## Instruction
Repeat every line below exactly as it reads.

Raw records
★ ★ ★
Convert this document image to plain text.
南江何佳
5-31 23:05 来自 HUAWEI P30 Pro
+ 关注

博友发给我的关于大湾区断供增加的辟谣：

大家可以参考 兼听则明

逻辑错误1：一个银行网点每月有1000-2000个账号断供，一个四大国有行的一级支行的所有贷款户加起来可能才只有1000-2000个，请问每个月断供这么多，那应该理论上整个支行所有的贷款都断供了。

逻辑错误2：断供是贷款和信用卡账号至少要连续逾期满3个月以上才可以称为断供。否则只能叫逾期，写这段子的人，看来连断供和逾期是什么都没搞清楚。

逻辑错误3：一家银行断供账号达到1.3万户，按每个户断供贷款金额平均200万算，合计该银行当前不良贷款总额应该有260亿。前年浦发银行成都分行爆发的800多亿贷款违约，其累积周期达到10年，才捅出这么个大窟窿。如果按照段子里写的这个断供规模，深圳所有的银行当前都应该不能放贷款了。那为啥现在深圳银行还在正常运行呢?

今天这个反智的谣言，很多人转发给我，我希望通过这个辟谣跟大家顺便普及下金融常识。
★ ★ ★
## Result of this task
Convert this document image to plain text.
南江何佳
5-31 23:05 来自 HUAWEI P30 Pro
+ 关注

博友发给我的关于大湾区断供增加的辟谣：

大家可以参考 兼听则明

逻辑错误1：一个银行网点每月有1000-2000个账号断供，一个四大国有行的一级支行的所有贷款户加起来可能才只有1000-2000个，请问每个月断供这么多，那应该理论上整个支行所有的贷款都断供了。

逻辑错误2：断供是贷款和信用卡账号至少要连续逾期满3个月以上才可以称为断供。否则只能叫逾期，写这段子的人，看来连断供和逾期是什么都没搞清楚。

逻辑错误3：一家银行断供账号达到1.3万户，按每个户断供贷款金额平均200万算，合计该银行当前不良贷款总额应该有260亿。前年浦发银行成都分行爆发的800多亿贷款违约，其累积周期达到10年，才捅出这么个大窟窿。如果按照段子里写的这个断供规模，深圳所有的银行当前都应该不能放贷款了。那为啥现在深圳银行还在正常运行呢?

今天这个反智的谣言，很多人转发给我，我希望通过这个辟谣跟大家顺便普及下金融常识。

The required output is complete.